## [What you will do]
Count how many lines have the word "quam" in them. Reply with that number by itself.

[Lines of data]

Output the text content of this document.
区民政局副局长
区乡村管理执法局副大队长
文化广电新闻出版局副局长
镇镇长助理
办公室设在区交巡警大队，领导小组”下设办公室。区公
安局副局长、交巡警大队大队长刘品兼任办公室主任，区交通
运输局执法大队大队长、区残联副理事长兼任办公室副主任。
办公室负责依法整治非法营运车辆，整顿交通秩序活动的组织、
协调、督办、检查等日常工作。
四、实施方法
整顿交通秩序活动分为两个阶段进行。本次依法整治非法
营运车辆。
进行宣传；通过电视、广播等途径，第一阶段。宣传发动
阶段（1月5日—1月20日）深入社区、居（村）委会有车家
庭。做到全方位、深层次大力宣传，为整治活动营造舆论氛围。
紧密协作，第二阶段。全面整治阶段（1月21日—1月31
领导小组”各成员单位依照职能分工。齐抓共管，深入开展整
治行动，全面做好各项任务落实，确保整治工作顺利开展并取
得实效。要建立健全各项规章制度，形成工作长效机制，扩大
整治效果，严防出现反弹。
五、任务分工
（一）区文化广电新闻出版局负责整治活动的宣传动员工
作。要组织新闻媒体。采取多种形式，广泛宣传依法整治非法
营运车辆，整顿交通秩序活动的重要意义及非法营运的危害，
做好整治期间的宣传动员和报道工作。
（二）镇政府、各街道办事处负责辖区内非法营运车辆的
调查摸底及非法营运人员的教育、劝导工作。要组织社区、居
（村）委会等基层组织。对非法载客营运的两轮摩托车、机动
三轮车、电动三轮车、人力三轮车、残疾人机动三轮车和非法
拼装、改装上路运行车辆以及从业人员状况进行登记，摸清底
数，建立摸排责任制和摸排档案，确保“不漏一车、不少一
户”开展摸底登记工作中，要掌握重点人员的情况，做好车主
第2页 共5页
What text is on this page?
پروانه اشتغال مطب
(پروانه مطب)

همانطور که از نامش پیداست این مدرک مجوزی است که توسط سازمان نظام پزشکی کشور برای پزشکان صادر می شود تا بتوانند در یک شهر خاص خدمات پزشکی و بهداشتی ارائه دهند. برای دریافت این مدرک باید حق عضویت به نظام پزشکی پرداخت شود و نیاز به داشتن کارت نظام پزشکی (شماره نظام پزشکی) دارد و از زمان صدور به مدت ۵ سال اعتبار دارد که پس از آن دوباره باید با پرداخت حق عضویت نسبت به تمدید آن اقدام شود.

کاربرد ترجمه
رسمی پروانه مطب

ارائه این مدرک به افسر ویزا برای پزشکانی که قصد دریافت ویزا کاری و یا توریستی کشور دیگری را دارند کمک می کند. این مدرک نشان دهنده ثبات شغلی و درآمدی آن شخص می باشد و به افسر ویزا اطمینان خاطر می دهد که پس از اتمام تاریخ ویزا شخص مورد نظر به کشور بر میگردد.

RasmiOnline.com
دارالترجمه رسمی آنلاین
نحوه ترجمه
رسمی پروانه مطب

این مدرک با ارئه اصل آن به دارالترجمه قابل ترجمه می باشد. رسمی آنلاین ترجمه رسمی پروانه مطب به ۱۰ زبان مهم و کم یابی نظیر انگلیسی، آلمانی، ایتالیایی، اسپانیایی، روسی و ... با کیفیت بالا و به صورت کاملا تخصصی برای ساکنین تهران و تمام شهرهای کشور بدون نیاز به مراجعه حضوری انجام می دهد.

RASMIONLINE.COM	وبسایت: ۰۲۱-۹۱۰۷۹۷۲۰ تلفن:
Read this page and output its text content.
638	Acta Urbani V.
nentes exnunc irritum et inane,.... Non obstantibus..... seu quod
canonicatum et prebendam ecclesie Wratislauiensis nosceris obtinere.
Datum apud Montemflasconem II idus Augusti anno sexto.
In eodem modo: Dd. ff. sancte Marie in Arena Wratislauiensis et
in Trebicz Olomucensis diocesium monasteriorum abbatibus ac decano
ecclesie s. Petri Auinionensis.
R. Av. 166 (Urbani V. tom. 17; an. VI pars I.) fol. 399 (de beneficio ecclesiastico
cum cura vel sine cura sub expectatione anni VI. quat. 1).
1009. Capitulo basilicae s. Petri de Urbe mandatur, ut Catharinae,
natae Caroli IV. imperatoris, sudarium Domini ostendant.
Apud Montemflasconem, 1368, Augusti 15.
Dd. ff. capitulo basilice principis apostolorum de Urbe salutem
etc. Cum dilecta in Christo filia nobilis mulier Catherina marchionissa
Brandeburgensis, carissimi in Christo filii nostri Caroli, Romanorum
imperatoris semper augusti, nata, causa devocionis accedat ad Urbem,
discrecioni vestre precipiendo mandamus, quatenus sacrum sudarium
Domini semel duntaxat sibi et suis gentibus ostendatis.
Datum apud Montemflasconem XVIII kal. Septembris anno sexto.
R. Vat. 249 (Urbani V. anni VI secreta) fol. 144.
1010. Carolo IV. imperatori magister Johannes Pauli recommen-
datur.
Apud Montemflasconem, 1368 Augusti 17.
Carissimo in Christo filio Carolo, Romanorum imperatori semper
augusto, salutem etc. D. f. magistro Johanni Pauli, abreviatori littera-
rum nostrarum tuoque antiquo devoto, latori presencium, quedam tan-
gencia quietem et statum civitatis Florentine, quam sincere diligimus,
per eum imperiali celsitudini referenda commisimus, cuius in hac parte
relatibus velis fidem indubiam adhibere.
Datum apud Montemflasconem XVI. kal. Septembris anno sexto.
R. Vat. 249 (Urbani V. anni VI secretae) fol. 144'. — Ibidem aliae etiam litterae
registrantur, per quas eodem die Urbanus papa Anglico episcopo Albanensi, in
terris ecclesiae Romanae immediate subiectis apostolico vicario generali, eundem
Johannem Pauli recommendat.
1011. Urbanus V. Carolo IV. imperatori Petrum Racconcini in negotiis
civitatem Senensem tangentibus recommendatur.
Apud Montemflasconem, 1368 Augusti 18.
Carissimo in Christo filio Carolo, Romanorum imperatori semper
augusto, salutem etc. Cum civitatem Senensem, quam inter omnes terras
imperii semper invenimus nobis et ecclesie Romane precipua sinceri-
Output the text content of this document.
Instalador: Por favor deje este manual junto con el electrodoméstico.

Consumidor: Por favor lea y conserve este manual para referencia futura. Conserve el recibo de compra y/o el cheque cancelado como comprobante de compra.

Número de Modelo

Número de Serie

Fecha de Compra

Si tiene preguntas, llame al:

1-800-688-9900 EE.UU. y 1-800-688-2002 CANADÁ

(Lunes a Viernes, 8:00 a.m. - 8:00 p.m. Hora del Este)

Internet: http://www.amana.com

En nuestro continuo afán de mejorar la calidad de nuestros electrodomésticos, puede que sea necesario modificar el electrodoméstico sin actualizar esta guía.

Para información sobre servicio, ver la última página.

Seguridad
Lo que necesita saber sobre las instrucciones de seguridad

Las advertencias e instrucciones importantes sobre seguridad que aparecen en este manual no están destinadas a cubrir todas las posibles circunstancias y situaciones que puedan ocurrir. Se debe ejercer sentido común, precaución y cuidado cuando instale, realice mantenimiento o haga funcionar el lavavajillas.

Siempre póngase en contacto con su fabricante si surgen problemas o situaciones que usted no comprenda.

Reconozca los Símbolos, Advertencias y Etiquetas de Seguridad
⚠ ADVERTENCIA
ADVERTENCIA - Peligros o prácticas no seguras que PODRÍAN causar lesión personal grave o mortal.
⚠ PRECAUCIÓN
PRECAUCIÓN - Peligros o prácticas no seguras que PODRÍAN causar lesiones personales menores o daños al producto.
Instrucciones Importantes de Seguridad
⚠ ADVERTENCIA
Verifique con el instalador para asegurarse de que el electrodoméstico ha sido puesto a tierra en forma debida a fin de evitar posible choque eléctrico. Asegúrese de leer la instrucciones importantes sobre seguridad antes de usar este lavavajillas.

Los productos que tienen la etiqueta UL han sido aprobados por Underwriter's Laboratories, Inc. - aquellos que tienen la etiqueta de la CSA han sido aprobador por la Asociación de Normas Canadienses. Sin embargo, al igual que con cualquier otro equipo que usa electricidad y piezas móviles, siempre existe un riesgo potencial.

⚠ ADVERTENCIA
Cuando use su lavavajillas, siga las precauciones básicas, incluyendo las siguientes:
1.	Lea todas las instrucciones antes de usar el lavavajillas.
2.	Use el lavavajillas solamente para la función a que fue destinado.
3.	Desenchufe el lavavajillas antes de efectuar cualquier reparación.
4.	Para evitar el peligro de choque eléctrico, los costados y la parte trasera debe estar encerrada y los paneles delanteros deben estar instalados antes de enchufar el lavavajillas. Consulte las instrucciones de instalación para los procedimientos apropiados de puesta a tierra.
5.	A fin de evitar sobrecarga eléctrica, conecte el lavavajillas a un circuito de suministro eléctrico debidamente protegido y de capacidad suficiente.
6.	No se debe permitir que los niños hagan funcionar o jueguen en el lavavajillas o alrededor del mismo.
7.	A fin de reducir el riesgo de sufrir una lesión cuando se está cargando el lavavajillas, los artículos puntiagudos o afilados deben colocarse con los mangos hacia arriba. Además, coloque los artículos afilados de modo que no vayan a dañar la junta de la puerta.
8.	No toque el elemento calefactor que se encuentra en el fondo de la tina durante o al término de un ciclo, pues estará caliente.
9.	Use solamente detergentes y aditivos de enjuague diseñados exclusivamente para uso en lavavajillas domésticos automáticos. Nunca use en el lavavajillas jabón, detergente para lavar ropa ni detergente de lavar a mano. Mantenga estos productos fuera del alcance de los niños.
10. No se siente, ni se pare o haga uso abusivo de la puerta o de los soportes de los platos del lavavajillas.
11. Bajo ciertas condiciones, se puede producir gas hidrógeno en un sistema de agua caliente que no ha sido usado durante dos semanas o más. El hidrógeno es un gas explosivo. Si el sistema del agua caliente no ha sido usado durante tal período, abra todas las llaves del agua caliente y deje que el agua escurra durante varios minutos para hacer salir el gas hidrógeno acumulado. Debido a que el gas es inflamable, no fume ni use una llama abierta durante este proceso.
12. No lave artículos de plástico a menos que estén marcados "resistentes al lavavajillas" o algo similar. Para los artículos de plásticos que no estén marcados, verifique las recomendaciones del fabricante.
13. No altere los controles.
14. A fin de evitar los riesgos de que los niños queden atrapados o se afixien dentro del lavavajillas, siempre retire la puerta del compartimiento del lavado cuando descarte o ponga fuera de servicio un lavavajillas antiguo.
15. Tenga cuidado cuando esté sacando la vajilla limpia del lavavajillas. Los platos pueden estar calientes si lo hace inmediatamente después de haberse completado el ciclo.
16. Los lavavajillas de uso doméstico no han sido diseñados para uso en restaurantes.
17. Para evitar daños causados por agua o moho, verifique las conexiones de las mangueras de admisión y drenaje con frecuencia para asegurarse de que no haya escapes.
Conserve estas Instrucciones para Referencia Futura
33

## [Exercise solution]
2